** Start of Recorded information **

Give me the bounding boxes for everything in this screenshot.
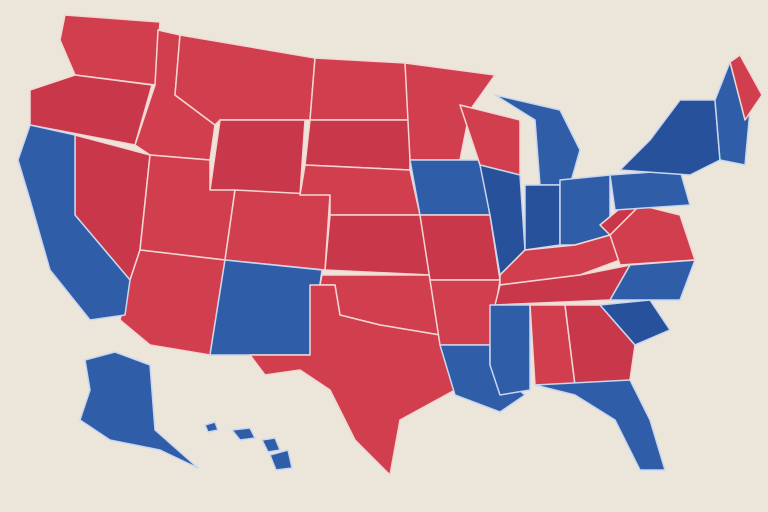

** End of Recorded information **
** Start of Recorded information **

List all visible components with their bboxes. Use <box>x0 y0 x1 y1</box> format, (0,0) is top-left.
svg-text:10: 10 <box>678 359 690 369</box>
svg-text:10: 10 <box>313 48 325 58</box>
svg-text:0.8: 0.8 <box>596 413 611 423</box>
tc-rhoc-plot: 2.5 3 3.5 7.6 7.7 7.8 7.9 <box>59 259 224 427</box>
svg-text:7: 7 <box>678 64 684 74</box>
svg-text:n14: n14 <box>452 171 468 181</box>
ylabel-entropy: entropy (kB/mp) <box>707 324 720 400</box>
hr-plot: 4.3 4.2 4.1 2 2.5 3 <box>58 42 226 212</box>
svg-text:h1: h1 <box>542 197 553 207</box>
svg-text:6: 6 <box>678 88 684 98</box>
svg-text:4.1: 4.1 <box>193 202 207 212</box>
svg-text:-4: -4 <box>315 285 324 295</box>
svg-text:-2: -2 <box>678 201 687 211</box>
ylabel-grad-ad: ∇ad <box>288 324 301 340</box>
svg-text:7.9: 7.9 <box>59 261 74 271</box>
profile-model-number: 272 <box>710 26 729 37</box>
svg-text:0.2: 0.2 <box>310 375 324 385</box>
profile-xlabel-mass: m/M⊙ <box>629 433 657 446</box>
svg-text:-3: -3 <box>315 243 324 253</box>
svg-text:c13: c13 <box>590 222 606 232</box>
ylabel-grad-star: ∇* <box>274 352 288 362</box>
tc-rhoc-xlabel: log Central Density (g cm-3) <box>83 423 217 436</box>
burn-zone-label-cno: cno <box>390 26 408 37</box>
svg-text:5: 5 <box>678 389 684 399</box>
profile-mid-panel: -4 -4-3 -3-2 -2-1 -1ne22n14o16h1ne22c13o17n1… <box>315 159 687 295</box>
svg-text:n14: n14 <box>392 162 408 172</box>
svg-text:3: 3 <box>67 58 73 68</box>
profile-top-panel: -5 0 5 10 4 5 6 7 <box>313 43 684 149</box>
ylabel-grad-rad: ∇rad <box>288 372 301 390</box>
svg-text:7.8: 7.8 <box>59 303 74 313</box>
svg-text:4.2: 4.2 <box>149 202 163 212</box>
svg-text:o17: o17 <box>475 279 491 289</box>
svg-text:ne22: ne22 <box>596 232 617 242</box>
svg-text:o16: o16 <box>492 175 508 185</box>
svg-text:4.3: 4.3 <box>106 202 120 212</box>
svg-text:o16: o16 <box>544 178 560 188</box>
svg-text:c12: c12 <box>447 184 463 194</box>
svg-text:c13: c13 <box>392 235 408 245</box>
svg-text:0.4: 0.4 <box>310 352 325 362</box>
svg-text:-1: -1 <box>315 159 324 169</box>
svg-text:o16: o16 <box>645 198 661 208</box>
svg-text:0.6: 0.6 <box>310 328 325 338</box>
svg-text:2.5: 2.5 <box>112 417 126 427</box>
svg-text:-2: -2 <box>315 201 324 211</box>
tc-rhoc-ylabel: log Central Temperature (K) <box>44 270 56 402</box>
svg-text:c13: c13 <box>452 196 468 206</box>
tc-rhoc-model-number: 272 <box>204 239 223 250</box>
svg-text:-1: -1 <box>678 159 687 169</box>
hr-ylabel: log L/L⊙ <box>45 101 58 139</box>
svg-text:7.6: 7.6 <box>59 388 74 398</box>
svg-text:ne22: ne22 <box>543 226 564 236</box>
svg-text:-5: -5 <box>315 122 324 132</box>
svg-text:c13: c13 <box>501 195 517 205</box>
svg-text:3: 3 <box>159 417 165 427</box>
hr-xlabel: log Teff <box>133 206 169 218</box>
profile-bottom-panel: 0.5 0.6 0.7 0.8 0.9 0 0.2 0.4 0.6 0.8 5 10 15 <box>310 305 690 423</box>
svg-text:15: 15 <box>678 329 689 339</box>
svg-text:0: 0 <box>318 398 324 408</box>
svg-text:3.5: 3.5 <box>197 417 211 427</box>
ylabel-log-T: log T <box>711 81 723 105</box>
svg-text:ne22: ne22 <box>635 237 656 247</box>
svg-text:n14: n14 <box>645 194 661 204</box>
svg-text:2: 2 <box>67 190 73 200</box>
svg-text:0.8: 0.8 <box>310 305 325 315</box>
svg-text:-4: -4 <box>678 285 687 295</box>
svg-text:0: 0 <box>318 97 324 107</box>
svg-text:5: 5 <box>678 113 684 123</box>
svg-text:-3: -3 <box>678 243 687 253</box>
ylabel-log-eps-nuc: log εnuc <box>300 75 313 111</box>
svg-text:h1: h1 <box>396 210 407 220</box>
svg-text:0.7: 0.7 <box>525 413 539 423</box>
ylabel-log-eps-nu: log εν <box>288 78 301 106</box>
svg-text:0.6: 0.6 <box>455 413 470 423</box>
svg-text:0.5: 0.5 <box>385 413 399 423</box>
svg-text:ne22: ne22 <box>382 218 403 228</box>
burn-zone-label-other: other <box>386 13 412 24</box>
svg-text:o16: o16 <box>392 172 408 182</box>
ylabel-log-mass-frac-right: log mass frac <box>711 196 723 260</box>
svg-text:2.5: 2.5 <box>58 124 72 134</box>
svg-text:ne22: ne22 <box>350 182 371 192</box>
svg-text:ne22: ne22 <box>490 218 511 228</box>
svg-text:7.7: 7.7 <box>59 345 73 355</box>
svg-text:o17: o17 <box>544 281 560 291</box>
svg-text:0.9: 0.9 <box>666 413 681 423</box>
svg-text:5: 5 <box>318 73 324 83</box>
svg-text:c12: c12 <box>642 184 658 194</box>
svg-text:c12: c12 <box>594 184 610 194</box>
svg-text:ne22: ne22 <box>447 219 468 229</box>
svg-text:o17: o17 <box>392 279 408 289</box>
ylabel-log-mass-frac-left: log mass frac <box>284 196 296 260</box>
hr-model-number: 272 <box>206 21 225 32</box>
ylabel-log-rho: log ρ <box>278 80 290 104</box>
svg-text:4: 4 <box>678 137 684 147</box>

** End of Recorded information **

Reproduce the rows verbatim, starting with the line that contains "List all visible" and going on through the line that contains "svg-text:n14: n14 <box>452 171 468 181</box>".

List all visible components with their bboxes. Use <box>x0 y0 x1 y1</box> format, (0,0) is top-left.
svg-text:10: 10 <box>678 359 690 369</box>
svg-text:10: 10 <box>313 48 325 58</box>
svg-text:0.8: 0.8 <box>596 413 611 423</box>
tc-rhoc-plot: 2.5 3 3.5 7.6 7.7 7.8 7.9 <box>59 259 224 427</box>
svg-text:7: 7 <box>678 64 684 74</box>
svg-text:n14: n14 <box>452 171 468 181</box>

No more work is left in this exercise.